--- Dataset content ---
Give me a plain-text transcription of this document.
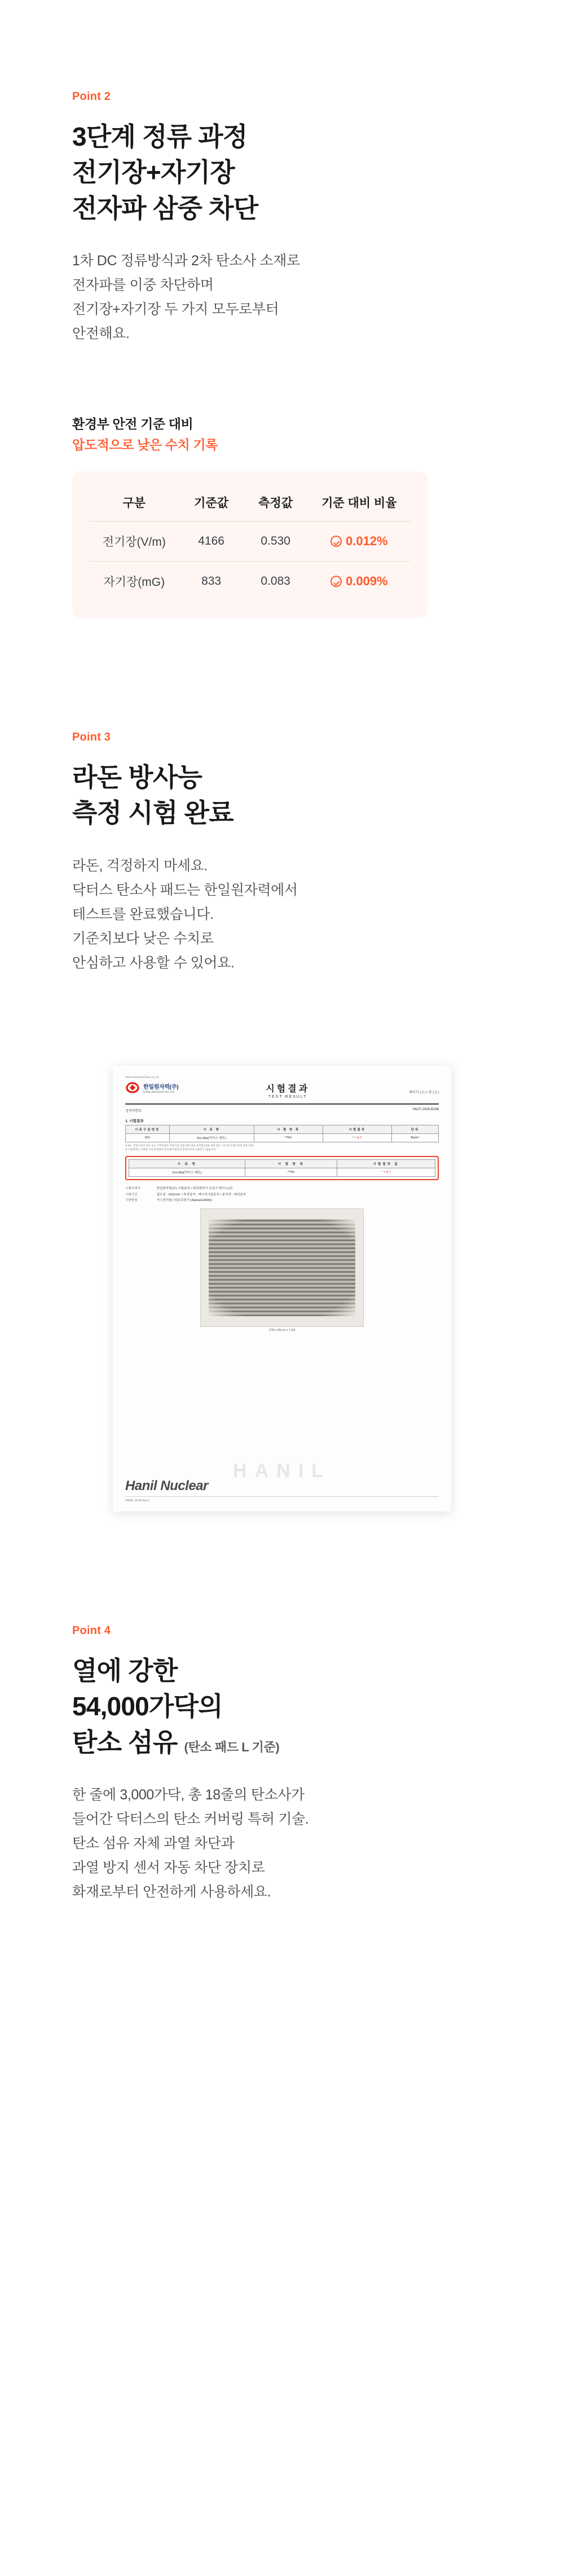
Point 2
3단계 정류 과정
전기장+자기장
전자파 삼중 차단
1차 DC 정류방식과 2차 탄소사 소재로
전자파를 이중 차단하며
전기장+자기장 두 가지 모두로부터
안전해요.
환경부 안전 기준 대비
압도적으로 낮은 수치 기록
구분	기준값	측정값	기준 대비 비율
전기장(V/m)	4166	0.530	0.012%
자기장(mG)	833	0.083	0.009%
Point 3
라돈 방사능
측정 시험 완료
라돈, 걱정하지 마세요.
닥터스 탄소사 패드는 한일원자력에서
테스트를 완료했습니다.
기준치보다 낮은 수치로
안심하고 사용할 수 있어요.
www.hanilnuclear.co.kr
한일원자력(주)
HANIL NUCLEAR CO.,LTD	시험결과
TEST RESULT
페이지 ( 2 ) / 총 ( 2 )
성적서번호	HNJT-2004-B188
1. 시험결과
시료구분번호	시 료 명	시 험 항 목	시험결과	단위
001	Drs.Mat(닥터스 매트)	²²²Rn	⁰ < 6.7	Bq/m³
※ Rn : 측정시료의 라돈 농도, ᴸᴰ측정값은 측정기의 검출 하한 값을 의미함 (검출 하한 값은 시료 및 측정조건에 따라 다름)
※ 시험결과는 의뢰한 시료에 한하여 유효하며 법적인 증빙자료로 사용할 수 없습니다.
시 료 명	시 험 항 목	시험결과 값
Drs.Mat(닥터스 매트)	²²²Rn	⁰ < 6.7
시험의뢰자	한일원자력(주) 시험본부 / 대전광역시 유성구 테크노2로
시험기간	접수일 : 2020.04. / 측정일자 : 에너지사업본부 / 분석자 : 대전본부
시험방법	가스전리함 / 라돈측정기 (AlphaGUARD)
(730 x 40) cm x 1 EA
HANIL
Hanil Nuclear
HNQF-14-03 Rev.0
Point 4
열에 강한
54,000가닥의
탄소 섬유 (탄소 패드 L 기준)
한 줄에 3,000가닥, 총 18줄의 탄소사가
들어간 닥터스의 탄소 커버링 특허 기술.
탄소 섬유 자체 과열 차단과
과열 방지 센서 자동 차단 장치로
화재로부터 안전하게 사용하세요.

--- Work instructions ---
Using the data above, write out every line exactly, leaving the images behind.

--- Solution to the problem ---
Give me a plain-text transcription of this document.
Point 2
3단계 정류 과정
전기장+자기장
전자파 삼중 차단
1차 DC 정류방식과 2차 탄소사 소재로
전자파를 이중 차단하며
전기장+자기장 두 가지 모두로부터
안전해요.
환경부 안전 기준 대비
압도적으로 낮은 수치 기록
구분	기준값	측정값	기준 대비 비율
전기장(V/m)	4166	0.530	0.012%
자기장(mG)	833	0.083	0.009%
Point 3
라돈 방사능
측정 시험 완료
라돈, 걱정하지 마세요.
닥터스 탄소사 패드는 한일원자력에서
테스트를 완료했습니다.
기준치보다 낮은 수치로
안심하고 사용할 수 있어요.
www.hanilnuclear.co.kr
한일원자력(주)
HANIL NUCLEAR CO.,LTD	시험결과
TEST RESULT
페이지 ( 2 ) / 총 ( 2 )
성적서번호	HNJT-2004-B188
1. 시험결과
시료구분번호	시 료 명	시 험 항 목	시험결과	단위
001	Drs.Mat(닥터스 매트)	²²²Rn	⁰ < 6.7	Bq/m³
※ Rn : 측정시료의 라돈 농도, ᴸᴰ측정값은 측정기의 검출 하한 값을 의미함 (검출 하한 값은 시료 및 측정조건에 따라 다름)
※ 시험결과는 의뢰한 시료에 한하여 유효하며 법적인 증빙자료로 사용할 수 없습니다.
시 료 명	시 험 항 목	시험결과 값
Drs.Mat(닥터스 매트)	²²²Rn	⁰ < 6.7
시험의뢰자	한일원자력(주) 시험본부 / 대전광역시 유성구 테크노2로
시험기간	접수일 : 2020.04. / 측정일자 : 에너지사업본부 / 분석자 : 대전본부
시험방법	가스전리함 / 라돈측정기 (AlphaGUARD)
(730 x 40) cm x 1 EA
HANIL
Hanil Nuclear
HNQF-14-03 Rev.0
Point 4
열에 강한
54,000가닥의
탄소 섬유 (탄소 패드 L 기준)
한 줄에 3,000가닥, 총 18줄의 탄소사가
들어간 닥터스의 탄소 커버링 특허 기술.
탄소 섬유 자체 과열 차단과
과열 방지 센서 자동 차단 장치로
화재로부터 안전하게 사용하세요.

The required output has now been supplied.